DESCRIPTION OF THE TASK - In the listing below, locate the lines bearing the word "Gate". Copy every one of them.
#### EXERCISE MATERIALS
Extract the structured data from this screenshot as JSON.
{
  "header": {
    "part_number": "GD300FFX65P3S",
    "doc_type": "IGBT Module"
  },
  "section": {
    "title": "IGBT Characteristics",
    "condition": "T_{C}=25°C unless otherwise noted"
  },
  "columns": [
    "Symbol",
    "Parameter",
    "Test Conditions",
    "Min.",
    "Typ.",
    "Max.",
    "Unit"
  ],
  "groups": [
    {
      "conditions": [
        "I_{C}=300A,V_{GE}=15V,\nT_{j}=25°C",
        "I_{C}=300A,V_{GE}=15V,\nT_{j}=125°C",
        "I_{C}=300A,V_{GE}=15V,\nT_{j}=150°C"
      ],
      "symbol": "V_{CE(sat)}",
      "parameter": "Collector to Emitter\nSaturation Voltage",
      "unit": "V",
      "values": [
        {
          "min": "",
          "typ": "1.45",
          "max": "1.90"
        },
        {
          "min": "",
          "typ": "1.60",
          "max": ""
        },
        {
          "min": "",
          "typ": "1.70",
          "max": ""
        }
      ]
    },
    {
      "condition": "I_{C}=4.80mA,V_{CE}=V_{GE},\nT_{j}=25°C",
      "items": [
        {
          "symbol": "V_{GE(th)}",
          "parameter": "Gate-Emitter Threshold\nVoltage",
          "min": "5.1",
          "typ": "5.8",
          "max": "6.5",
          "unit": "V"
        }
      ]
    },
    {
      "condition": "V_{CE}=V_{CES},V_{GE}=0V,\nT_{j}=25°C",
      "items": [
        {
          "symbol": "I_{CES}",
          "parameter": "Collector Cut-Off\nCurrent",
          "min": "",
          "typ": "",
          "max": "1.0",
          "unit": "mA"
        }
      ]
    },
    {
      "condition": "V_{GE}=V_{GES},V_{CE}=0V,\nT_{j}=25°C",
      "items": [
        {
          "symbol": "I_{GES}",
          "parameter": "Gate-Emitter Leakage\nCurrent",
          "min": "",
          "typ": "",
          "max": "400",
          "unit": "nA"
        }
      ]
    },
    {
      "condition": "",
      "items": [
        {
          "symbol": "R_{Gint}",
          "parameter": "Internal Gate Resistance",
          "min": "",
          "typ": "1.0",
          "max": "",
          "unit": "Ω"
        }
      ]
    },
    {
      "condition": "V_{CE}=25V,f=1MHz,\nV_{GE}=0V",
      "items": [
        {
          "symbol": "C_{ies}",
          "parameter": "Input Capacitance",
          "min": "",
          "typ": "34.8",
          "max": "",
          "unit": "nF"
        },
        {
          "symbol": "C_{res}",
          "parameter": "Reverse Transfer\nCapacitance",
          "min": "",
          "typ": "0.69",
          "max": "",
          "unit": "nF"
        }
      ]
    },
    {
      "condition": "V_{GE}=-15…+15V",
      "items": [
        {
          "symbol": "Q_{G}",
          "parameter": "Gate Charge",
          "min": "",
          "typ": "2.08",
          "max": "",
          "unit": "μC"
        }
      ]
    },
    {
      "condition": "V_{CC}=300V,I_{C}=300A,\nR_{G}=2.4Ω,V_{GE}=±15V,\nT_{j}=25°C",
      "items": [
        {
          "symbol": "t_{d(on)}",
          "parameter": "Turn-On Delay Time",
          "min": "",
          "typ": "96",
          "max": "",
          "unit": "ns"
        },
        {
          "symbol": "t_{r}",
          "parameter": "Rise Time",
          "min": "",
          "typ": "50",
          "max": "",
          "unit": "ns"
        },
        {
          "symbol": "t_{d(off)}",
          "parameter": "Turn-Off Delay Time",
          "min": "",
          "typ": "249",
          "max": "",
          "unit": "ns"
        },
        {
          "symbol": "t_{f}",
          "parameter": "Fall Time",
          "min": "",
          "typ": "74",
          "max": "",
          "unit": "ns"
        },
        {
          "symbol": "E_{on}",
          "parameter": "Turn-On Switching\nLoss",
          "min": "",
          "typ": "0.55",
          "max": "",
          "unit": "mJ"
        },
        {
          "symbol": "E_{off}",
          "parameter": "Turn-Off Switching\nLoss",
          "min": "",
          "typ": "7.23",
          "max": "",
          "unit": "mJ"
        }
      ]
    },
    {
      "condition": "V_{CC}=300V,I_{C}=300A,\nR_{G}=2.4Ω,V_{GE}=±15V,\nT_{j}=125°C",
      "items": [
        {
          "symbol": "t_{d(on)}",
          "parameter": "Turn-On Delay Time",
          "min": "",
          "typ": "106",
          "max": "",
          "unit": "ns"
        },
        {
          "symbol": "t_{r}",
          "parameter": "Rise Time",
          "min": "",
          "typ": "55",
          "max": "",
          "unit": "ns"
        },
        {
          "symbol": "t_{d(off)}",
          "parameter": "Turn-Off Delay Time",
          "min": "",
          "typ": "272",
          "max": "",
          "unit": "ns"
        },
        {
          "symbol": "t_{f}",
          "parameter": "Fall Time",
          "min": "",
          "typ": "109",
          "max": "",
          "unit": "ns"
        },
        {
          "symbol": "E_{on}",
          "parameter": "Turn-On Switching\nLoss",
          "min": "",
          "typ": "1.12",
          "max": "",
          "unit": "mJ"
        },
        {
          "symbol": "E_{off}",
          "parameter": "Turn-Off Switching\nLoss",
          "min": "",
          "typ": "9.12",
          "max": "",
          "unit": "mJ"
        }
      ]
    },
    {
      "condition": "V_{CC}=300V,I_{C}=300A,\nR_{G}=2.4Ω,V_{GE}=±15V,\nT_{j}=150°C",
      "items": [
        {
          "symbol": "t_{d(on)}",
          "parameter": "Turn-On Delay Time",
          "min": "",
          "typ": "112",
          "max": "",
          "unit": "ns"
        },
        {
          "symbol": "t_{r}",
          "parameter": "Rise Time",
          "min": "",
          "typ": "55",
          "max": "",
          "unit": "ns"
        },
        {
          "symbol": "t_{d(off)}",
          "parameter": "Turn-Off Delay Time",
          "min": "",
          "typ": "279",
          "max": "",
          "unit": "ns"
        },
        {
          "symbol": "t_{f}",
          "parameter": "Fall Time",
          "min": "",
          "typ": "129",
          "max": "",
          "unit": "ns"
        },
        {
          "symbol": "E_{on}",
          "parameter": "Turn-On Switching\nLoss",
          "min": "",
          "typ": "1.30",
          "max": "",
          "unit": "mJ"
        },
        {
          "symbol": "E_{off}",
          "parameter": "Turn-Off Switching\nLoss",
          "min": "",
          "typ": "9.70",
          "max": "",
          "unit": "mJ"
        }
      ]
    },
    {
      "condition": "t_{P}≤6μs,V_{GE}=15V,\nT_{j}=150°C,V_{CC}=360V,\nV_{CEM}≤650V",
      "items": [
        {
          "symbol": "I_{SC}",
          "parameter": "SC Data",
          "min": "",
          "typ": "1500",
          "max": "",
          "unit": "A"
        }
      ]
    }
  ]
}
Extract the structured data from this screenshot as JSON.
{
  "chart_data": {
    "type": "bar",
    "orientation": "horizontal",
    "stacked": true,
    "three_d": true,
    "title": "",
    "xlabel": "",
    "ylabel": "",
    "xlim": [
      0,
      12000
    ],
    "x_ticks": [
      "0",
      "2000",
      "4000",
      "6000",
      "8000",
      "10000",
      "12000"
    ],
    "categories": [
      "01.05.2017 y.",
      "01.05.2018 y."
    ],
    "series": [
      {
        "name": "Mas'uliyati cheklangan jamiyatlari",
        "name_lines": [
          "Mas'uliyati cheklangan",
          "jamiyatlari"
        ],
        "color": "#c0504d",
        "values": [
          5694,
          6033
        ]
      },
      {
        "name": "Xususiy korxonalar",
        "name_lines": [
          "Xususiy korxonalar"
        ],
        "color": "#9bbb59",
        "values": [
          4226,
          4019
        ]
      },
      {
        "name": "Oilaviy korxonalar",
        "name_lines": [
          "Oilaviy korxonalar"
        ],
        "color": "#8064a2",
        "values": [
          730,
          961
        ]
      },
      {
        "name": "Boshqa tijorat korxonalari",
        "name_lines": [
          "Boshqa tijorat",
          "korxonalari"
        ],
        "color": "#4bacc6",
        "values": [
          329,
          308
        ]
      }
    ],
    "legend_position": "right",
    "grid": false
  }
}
########
EXERCISE RESPONSE -
          "parameter": "Gate-Emitter Threshold\nVoltage",
          "parameter": "Gate-Emitter Leakage\nCurrent",
          "parameter": "Internal Gate Resistance",
          "parameter": "Gate Charge",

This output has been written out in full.